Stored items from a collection
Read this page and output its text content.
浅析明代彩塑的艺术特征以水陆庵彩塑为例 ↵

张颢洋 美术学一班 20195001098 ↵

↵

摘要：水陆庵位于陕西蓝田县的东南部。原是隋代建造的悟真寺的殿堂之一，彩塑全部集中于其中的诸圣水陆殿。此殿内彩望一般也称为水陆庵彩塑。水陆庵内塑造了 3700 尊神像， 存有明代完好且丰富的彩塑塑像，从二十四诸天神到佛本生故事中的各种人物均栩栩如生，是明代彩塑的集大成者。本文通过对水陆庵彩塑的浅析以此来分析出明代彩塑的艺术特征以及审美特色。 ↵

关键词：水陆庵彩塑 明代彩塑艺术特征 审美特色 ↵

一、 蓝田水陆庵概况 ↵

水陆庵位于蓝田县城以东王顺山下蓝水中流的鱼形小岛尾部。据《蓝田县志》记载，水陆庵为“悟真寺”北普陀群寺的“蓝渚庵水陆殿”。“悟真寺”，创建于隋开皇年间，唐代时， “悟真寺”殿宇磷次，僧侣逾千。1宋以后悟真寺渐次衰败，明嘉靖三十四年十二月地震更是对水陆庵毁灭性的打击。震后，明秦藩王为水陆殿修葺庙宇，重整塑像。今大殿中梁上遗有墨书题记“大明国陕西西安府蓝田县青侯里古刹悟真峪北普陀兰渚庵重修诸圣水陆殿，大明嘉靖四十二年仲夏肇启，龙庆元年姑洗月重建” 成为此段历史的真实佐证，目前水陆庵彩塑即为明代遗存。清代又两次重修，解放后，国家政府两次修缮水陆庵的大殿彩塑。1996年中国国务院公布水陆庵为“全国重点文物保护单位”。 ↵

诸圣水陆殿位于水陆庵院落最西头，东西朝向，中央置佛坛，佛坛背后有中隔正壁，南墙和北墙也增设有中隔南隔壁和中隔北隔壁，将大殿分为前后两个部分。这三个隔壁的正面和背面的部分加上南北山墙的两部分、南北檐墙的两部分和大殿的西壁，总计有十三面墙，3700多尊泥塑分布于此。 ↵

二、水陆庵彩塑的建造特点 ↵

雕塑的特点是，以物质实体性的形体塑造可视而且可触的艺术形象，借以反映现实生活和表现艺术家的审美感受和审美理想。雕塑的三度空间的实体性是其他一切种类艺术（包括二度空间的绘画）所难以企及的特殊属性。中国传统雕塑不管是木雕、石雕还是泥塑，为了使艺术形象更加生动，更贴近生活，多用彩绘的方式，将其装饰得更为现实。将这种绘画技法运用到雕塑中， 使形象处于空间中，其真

### Task description
Would you reproduce the material above in full, exactly as given?

### Result of the exercise
Read this page and output its text content.
浅析明代彩塑的艺术特征以水陆庵彩塑为例 ↵

张颢洋 美术学一班 20195001098 ↵

↵

摘要：水陆庵位于陕西蓝田县的东南部。原是隋代建造的悟真寺的殿堂之一，彩塑全部集中于其中的诸圣水陆殿。此殿内彩望一般也称为水陆庵彩塑。水陆庵内塑造了 3700 尊神像， 存有明代完好且丰富的彩塑塑像，从二十四诸天神到佛本生故事中的各种人物均栩栩如生，是明代彩塑的集大成者。本文通过对水陆庵彩塑的浅析以此来分析出明代彩塑的艺术特征以及审美特色。 ↵

关键词：水陆庵彩塑 明代彩塑艺术特征 审美特色 ↵

一、 蓝田水陆庵概况 ↵

水陆庵位于蓝田县城以东王顺山下蓝水中流的鱼形小岛尾部。据《蓝田县志》记载，水陆庵为“悟真寺”北普陀群寺的“蓝渚庵水陆殿”。“悟真寺”，创建于隋开皇年间，唐代时， “悟真寺”殿宇磷次，僧侣逾千。1宋以后悟真寺渐次衰败，明嘉靖三十四年十二月地震更是对水陆庵毁灭性的打击。震后，明秦藩王为水陆殿修葺庙宇，重整塑像。今大殿中梁上遗有墨书题记“大明国陕西西安府蓝田县青侯里古刹悟真峪北普陀兰渚庵重修诸圣水陆殿，大明嘉靖四十二年仲夏肇启，龙庆元年姑洗月重建” 成为此段历史的真实佐证，目前水陆庵彩塑即为明代遗存。清代又两次重修，解放后，国家政府两次修缮水陆庵的大殿彩塑。1996年中国国务院公布水陆庵为“全国重点文物保护单位”。 ↵

诸圣水陆殿位于水陆庵院落最西头，东西朝向，中央置佛坛，佛坛背后有中隔正壁，南墙和北墙也增设有中隔南隔壁和中隔北隔壁，将大殿分为前后两个部分。这三个隔壁的正面和背面的部分加上南北山墙的两部分、南北檐墙的两部分和大殿的西壁，总计有十三面墙，3700多尊泥塑分布于此。 ↵

二、水陆庵彩塑的建造特点 ↵

雕塑的特点是，以物质实体性的形体塑造可视而且可触的艺术形象，借以反映现实生活和表现艺术家的审美感受和审美理想。雕塑的三度空间的实体性是其他一切种类艺术（包括二度空间的绘画）所难以企及的特殊属性。中国传统雕塑不管是木雕、石雕还是泥塑，为了使艺术形象更加生动，更贴近生活，多用彩绘的方式，将其装饰得更为现实。将这种绘画技法运用到雕塑中， 使形象处于空间中，其真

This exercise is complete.